## Material for this exercise
◇ ◇ ◇ ◇ ◇ ◇ ◇

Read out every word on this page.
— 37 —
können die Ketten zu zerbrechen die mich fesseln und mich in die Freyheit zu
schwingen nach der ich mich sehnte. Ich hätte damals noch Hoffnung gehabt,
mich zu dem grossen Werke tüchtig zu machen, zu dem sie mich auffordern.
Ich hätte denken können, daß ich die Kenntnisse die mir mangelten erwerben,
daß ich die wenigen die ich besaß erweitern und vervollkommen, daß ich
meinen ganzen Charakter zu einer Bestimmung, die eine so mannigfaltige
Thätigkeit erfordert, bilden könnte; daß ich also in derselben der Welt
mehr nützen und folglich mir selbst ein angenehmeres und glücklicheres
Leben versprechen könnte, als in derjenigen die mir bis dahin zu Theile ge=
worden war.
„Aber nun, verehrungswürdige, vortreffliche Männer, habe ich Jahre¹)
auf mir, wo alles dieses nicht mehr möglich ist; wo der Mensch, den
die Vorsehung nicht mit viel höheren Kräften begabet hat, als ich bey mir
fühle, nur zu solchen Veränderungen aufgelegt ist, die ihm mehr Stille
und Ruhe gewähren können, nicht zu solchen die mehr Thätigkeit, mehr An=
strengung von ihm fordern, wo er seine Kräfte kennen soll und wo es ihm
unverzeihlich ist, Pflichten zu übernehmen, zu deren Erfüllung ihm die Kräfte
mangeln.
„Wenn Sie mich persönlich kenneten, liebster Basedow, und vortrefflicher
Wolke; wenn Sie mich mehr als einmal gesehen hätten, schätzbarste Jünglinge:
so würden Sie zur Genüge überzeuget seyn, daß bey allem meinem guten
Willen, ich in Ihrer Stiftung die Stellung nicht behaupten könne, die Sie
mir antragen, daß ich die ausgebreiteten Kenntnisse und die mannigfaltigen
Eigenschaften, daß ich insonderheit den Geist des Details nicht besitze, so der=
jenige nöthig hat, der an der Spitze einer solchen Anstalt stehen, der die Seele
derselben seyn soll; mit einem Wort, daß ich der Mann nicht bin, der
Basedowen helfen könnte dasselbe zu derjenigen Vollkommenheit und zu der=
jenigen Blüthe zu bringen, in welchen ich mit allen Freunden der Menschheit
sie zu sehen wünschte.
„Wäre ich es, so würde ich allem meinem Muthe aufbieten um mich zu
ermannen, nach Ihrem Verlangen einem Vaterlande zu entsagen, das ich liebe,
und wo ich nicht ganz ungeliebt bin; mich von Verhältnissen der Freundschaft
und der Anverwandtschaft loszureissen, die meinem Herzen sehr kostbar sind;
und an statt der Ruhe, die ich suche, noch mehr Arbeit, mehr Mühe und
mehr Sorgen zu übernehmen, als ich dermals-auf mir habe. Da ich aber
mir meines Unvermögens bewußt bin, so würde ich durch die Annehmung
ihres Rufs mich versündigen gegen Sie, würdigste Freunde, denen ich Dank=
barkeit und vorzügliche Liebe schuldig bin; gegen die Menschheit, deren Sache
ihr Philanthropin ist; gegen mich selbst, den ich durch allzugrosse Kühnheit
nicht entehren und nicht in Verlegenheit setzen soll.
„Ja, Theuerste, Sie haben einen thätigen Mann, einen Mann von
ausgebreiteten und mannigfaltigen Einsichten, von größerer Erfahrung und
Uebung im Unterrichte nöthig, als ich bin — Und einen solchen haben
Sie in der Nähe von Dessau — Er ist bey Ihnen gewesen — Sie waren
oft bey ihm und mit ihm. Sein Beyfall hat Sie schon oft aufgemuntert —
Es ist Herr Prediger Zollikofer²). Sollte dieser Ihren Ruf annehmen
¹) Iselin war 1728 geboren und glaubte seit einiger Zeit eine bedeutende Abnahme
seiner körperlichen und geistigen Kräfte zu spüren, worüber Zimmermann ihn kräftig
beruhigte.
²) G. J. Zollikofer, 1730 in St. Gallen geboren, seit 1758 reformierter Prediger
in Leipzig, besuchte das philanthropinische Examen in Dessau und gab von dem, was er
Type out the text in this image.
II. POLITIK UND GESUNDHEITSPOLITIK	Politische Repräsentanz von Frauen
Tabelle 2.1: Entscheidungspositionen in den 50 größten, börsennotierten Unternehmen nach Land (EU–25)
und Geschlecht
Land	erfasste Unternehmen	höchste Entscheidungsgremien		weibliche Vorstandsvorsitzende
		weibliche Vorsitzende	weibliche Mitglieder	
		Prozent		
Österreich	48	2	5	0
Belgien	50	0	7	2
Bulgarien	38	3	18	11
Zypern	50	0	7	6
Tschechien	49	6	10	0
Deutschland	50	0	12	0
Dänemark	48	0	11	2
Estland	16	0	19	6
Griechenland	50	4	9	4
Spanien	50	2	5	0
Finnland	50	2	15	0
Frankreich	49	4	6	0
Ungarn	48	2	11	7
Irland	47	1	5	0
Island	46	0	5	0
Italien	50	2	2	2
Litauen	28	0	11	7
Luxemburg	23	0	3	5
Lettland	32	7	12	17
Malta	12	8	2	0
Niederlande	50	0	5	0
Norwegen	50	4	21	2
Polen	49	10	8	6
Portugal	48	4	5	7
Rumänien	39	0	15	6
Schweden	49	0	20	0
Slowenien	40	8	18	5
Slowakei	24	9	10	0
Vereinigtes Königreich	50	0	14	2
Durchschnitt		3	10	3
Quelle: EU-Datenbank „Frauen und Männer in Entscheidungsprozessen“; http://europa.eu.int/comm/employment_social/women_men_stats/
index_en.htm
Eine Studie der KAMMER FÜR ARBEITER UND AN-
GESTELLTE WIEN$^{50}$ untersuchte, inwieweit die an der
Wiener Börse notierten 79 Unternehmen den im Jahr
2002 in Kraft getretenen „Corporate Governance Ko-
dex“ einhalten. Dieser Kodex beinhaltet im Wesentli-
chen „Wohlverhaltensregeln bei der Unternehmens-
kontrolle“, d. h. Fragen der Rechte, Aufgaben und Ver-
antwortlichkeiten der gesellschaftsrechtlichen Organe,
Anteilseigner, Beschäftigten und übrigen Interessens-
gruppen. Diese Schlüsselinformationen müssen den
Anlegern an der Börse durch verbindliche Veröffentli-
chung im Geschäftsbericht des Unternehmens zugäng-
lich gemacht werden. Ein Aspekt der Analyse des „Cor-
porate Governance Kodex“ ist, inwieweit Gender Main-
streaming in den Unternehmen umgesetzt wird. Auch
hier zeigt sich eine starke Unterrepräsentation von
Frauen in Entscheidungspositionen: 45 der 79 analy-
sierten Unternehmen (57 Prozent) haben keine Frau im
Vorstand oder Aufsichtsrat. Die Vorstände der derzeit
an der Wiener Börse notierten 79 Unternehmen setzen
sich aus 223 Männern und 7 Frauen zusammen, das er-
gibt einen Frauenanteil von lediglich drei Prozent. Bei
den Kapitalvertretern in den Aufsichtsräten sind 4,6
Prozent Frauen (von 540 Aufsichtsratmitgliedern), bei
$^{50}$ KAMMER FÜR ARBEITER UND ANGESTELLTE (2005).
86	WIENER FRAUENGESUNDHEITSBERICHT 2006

◇ ◇ ◇ ◇ ◇ ◇ ◇

## Exercise objective
Scan the listing above. Collect all lines with the word "mich".

## Result below
können die Ketten zu zerbrechen die mich fesseln und mich in die Freyheit zu
schwingen nach der ich mich sehnte. Ich hätte damals noch Hoffnung gehabt,
mich zu dem grossen Werke tüchtig zu machen, zu dem sie mich auffordern.
„Wenn Sie mich persönlich kenneten, liebster Basedow, und vortrefflicher
Wolke; wenn Sie mich mehr als einmal gesehen hätten, schätzbarste Jünglinge:
„Wäre ich es, so würde ich allem meinem Muthe aufbieten um mich zu
und wo ich nicht ganz ungeliebt bin; mich von Verhältnissen der Freundschaft
ihres Rufs mich versündigen gegen Sie, würdigste Freunde, denen ich Dank=
ihr Philanthropin ist; gegen mich selbst, den ich durch allzugrosse Kühnheit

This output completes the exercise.